▶ **PROVIDED INFORMATION**
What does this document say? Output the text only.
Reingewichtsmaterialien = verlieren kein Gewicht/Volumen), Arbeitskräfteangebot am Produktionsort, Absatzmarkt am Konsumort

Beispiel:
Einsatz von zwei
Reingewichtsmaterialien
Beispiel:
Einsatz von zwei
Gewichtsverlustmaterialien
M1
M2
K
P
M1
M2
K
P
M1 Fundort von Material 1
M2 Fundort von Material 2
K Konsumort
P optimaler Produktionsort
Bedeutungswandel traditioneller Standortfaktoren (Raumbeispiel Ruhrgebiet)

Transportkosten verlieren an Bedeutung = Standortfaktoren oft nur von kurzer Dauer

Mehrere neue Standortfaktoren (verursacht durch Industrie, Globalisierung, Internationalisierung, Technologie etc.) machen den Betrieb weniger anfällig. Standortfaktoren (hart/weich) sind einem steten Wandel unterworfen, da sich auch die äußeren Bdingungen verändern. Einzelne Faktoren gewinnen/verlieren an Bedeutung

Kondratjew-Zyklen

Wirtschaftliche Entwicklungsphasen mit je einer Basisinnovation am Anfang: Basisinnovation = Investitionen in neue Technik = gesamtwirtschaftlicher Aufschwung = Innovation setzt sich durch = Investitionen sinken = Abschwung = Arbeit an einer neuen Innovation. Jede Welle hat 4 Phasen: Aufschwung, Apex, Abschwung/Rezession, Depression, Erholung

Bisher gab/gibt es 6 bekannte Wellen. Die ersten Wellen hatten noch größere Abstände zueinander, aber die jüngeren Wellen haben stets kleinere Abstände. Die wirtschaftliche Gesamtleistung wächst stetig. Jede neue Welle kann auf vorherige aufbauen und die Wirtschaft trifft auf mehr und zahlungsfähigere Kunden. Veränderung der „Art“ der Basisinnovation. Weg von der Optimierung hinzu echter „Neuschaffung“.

...

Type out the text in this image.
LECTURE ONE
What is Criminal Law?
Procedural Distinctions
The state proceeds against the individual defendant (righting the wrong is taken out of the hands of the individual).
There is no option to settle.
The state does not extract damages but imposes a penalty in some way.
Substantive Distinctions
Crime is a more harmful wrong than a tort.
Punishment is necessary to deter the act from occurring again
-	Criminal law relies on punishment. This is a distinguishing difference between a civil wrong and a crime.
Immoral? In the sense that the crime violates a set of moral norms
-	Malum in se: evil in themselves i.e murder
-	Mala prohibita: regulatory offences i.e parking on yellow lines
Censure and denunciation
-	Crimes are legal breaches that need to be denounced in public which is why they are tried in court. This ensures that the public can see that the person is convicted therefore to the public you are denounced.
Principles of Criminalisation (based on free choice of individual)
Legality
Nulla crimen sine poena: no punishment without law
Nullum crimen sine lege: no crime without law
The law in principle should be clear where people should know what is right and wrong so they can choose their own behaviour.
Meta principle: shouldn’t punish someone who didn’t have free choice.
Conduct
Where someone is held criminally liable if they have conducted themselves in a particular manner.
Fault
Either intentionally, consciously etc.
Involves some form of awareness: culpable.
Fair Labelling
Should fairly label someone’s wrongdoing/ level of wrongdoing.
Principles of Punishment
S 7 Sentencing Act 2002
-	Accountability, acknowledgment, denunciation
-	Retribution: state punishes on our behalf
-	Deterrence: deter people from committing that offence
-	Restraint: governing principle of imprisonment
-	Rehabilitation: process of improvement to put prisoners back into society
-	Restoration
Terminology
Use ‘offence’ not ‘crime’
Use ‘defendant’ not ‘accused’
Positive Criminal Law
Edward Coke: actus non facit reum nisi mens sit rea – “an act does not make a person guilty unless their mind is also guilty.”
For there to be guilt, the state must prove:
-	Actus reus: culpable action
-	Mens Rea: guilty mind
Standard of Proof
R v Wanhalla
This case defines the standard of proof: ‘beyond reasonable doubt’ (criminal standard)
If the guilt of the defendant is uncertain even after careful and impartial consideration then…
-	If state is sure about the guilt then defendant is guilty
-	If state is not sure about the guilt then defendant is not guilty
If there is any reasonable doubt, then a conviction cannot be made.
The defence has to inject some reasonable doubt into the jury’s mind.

▶ **PROBLEM TO WORK ON**
Gather each line of the listing that holds the string "crimen".

▶ **OUTPUT OF THE EXERCISE**
Nulla crimen sine poena: no punishment without law
Nullum crimen sine lege: no crime without law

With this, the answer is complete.